▶ _PROBLEM STATEMENT_
Under this task are some entries; return every one of them exactly.
◇ ◇ ◇
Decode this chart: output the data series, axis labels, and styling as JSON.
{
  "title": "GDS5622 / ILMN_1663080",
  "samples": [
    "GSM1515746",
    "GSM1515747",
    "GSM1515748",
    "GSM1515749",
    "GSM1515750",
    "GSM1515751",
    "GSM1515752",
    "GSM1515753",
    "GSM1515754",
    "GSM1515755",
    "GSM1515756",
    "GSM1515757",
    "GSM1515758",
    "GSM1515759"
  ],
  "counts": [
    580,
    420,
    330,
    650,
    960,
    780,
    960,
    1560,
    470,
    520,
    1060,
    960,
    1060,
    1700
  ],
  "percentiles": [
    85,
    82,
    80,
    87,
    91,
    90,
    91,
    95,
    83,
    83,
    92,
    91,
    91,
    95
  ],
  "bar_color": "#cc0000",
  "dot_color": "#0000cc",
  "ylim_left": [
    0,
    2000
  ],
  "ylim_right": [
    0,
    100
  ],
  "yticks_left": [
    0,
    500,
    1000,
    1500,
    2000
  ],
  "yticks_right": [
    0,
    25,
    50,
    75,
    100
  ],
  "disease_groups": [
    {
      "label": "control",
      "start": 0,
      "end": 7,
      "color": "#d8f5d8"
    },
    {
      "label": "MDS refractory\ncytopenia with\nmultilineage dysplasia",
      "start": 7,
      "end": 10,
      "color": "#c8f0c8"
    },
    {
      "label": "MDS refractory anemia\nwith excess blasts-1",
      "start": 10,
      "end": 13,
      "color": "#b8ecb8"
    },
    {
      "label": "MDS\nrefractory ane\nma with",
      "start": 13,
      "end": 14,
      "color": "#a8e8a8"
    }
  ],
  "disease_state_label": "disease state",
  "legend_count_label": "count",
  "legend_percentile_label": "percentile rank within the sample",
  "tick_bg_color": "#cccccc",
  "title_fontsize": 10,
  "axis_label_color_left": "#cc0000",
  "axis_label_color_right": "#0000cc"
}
◇ ◇ ◇
▶ _ANSWER TO THE TASK_
Decode this chart: output the data series, axis labels, and styling as JSON.
{
  "title": "GDS5622 / ILMN_1663080",
  "samples": [
    "GSM1515746",
    "GSM1515747",
    "GSM1515748",
    "GSM1515749",
    "GSM1515750",
    "GSM1515751",
    "GSM1515752",
    "GSM1515753",
    "GSM1515754",
    "GSM1515755",
    "GSM1515756",
    "GSM1515757",
    "GSM1515758",
    "GSM1515759"
  ],
  "counts": [
    580,
    420,
    330,
    650,
    960,
    780,
    960,
    1560,
    470,
    520,
    1060,
    960,
    1060,
    1700
  ],
  "percentiles": [
    85,
    82,
    80,
    87,
    91,
    90,
    91,
    95,
    83,
    83,
    92,
    91,
    91,
    95
  ],
  "bar_color": "#cc0000",
  "dot_color": "#0000cc",
  "ylim_left": [
    0,
    2000
  ],
  "ylim_right": [
    0,
    100
  ],
  "yticks_left": [
    0,
    500,
    1000,
    1500,
    2000
  ],
  "yticks_right": [
    0,
    25,
    50,
    75,
    100
  ],
  "disease_groups": [
    {
      "label": "control",
      "start": 0,
      "end": 7,
      "color": "#d8f5d8"
    },
    {
      "label": "MDS refractory\ncytopenia with\nmultilineage dysplasia",
      "start": 7,
      "end": 10,
      "color": "#c8f0c8"
    },
    {
      "label": "MDS refractory anemia\nwith excess blasts-1",
      "start": 10,
      "end": 13,
      "color": "#b8ecb8"
    },
    {
      "label": "MDS\nrefractory ane\nma with",
      "start": 13,
      "end": 14,
      "color": "#a8e8a8"
    }
  ],
  "disease_state_label": "disease state",
  "legend_count_label": "count",
  "legend_percentile_label": "percentile rank within the sample",
  "tick_bg_color": "#cccccc",
  "title_fontsize": 10,
  "axis_label_color_left": "#cc0000",
  "axis_label_color_right": "#0000cc"
}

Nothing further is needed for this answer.